*Work to be completed*:
From the entries that follow, pick out all lines holding "name".

*Listing*:

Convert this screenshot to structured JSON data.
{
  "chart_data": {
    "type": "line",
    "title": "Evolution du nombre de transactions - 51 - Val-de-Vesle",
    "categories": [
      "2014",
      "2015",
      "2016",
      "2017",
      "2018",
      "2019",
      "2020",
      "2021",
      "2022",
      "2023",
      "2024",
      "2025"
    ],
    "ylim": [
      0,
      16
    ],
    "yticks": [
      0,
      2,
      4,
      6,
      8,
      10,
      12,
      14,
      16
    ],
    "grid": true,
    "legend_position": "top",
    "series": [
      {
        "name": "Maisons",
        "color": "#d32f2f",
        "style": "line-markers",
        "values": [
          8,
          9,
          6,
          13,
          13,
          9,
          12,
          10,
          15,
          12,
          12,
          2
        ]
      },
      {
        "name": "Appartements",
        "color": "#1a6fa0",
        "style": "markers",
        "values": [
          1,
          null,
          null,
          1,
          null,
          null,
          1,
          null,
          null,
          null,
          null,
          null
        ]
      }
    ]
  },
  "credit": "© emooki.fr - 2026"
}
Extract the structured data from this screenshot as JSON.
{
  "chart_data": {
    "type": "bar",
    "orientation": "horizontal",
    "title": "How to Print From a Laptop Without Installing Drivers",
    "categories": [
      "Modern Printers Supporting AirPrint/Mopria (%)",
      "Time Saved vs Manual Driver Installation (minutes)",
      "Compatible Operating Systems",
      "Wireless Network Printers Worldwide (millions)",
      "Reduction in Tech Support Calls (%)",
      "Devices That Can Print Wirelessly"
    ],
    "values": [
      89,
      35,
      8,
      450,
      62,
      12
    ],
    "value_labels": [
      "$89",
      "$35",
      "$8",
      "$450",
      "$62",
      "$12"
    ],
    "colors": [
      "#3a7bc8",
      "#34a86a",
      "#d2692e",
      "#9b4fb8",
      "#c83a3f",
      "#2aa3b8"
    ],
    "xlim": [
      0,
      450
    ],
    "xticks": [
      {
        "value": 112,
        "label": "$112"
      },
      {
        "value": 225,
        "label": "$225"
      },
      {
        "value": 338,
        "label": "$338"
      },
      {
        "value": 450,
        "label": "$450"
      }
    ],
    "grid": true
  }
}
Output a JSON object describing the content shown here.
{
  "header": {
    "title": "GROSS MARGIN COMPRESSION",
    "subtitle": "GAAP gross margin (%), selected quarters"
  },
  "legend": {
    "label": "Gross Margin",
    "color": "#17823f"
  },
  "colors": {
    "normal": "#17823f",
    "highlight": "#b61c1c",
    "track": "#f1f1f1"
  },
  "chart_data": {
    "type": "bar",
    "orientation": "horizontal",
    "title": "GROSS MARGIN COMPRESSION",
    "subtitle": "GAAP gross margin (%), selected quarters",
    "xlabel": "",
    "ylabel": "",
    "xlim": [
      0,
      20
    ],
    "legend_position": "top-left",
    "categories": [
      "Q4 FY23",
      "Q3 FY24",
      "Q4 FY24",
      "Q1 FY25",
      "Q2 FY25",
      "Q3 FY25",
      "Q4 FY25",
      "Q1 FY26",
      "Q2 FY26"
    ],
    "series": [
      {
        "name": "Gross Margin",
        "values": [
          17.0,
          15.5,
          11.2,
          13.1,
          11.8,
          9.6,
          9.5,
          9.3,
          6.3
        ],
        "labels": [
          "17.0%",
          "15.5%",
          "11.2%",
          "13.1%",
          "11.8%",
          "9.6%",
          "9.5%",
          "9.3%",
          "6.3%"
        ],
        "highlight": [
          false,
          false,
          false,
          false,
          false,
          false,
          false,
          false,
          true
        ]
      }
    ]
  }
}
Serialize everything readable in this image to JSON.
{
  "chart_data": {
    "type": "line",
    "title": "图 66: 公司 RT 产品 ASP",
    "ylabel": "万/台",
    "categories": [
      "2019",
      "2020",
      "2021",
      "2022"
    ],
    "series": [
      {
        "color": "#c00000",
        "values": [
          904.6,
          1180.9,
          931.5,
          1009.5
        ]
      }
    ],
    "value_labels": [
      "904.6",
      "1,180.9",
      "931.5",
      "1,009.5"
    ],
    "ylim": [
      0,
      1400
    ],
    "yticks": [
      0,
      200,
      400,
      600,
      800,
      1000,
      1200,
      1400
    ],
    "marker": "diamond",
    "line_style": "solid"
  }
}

*Task answer*:
        "name": "Maisons",
        "name": "Appartements",
        "name": "Gross Margin",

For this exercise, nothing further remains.